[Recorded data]
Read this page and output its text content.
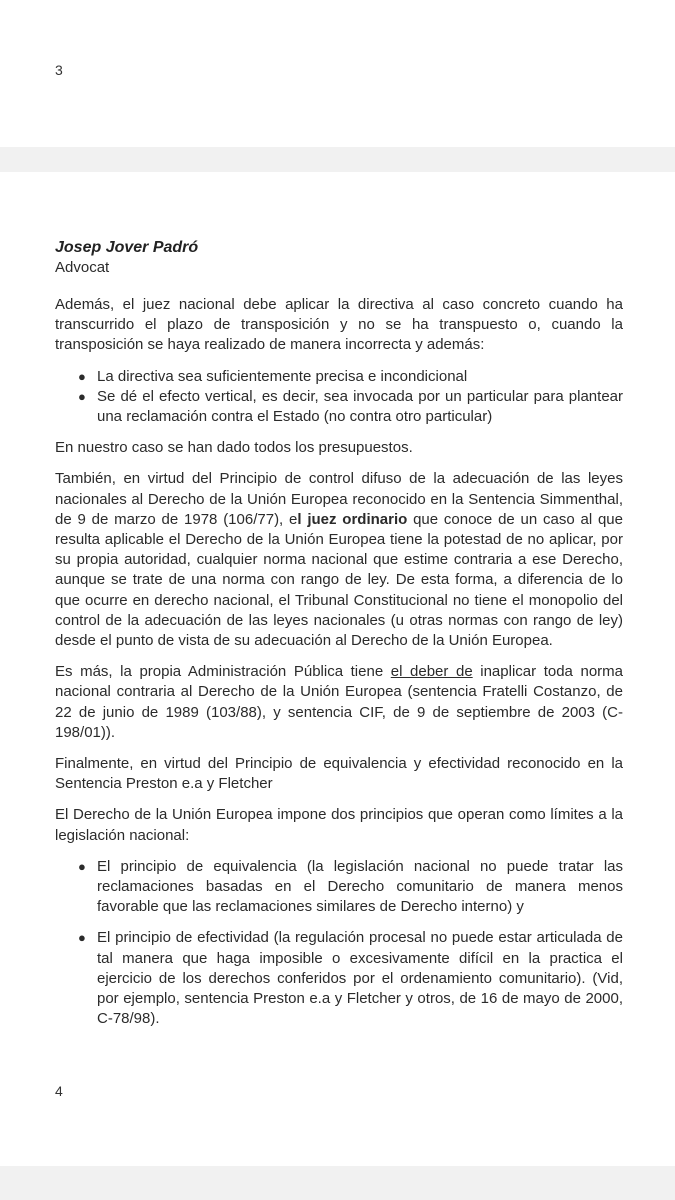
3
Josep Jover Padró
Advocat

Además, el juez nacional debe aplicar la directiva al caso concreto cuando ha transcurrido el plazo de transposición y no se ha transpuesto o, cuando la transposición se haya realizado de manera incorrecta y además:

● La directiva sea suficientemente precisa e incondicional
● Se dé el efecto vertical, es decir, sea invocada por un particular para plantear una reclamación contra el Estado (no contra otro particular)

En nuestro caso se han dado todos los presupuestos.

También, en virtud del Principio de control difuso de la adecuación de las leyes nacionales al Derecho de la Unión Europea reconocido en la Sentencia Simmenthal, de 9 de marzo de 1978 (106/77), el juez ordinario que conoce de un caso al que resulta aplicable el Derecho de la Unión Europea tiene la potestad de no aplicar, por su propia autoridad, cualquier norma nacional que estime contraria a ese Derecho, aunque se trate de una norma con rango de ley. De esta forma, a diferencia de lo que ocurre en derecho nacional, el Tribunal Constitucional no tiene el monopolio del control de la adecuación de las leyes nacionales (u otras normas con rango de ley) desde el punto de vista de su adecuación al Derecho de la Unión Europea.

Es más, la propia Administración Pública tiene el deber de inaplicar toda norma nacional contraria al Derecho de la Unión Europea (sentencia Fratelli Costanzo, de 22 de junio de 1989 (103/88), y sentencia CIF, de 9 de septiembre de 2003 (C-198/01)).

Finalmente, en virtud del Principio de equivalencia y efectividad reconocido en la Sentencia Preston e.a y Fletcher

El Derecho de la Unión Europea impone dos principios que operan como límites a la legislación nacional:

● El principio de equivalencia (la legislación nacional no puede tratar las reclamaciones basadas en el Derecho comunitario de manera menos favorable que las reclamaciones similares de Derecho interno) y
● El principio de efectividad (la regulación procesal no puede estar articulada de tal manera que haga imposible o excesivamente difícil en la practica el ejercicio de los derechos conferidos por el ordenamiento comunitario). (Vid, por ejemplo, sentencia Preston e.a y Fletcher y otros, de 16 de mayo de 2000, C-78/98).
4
---
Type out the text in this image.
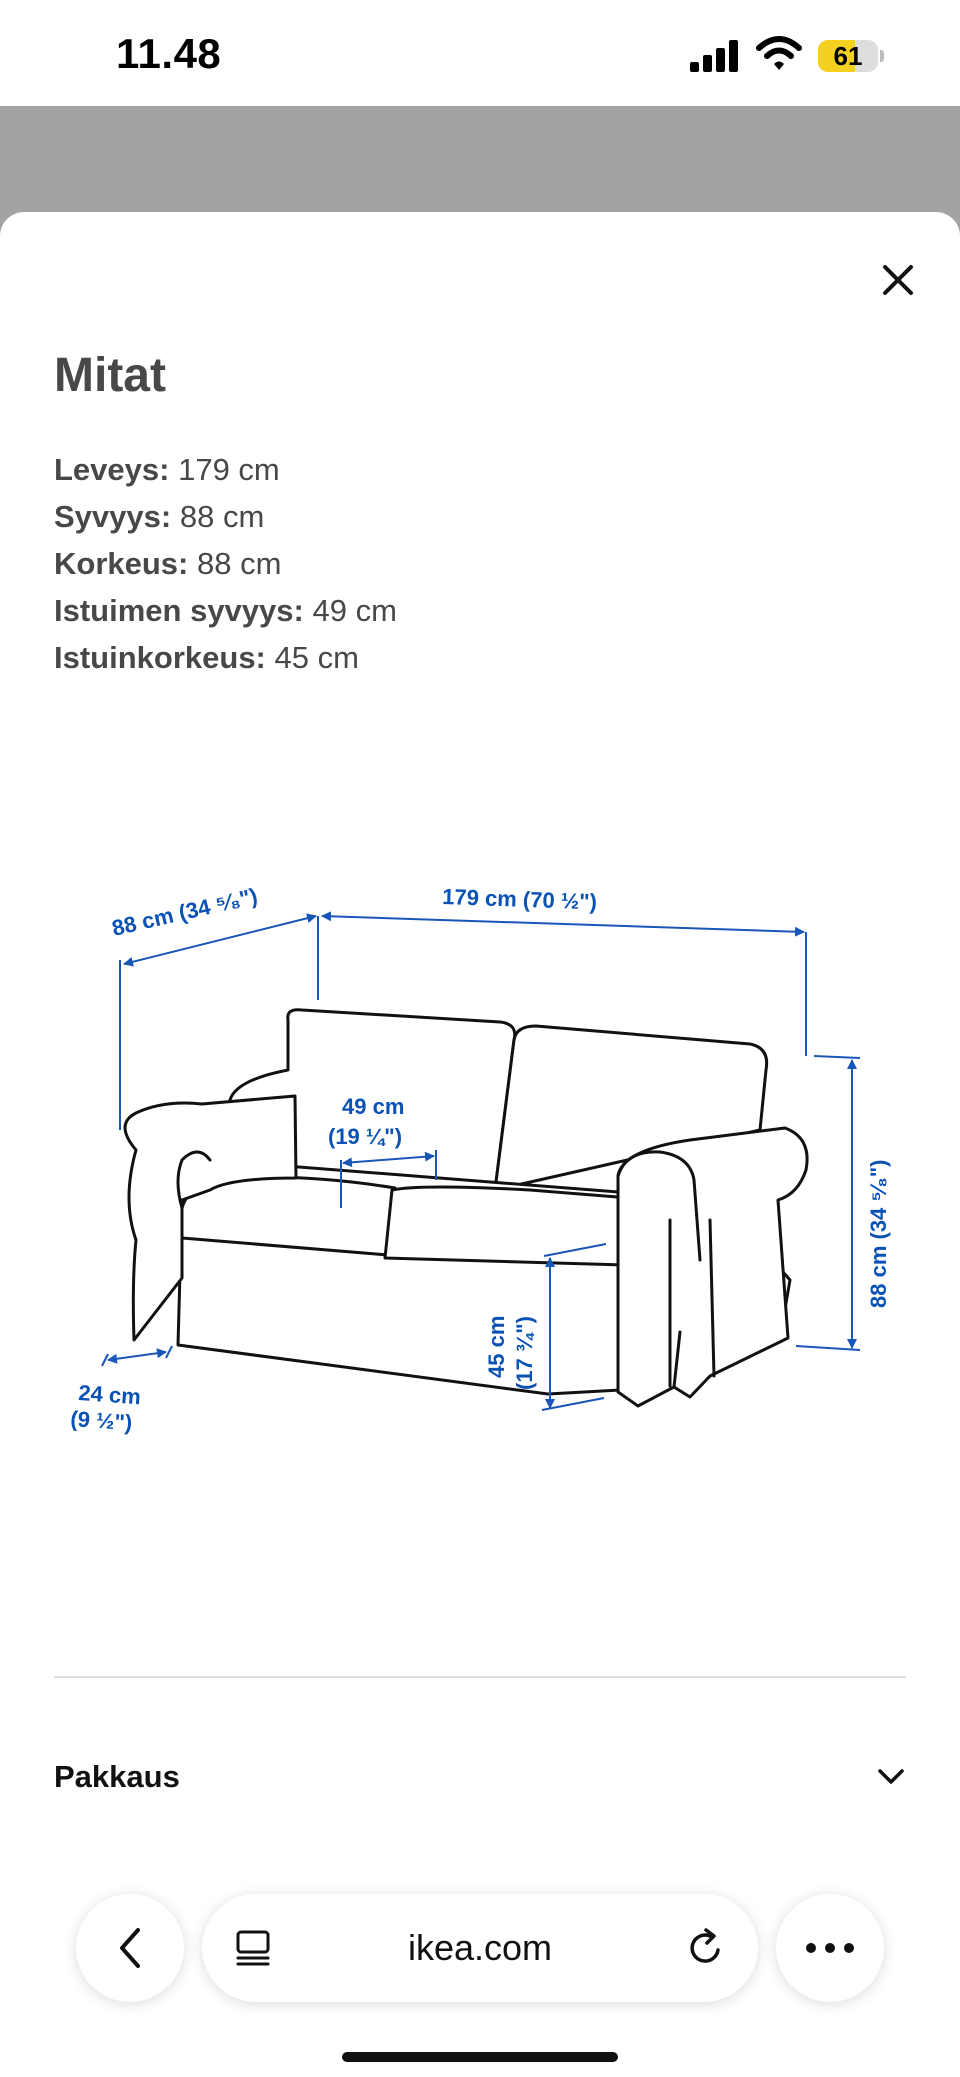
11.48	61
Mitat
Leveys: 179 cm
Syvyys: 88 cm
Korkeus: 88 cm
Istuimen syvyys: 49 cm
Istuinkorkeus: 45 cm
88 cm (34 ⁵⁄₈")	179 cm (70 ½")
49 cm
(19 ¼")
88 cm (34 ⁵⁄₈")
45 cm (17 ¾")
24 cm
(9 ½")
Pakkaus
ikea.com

### Objective
Pick out every line holding the string "this" and return it.

### Written answer
Read this page and output its text content.
Type out the text in this image.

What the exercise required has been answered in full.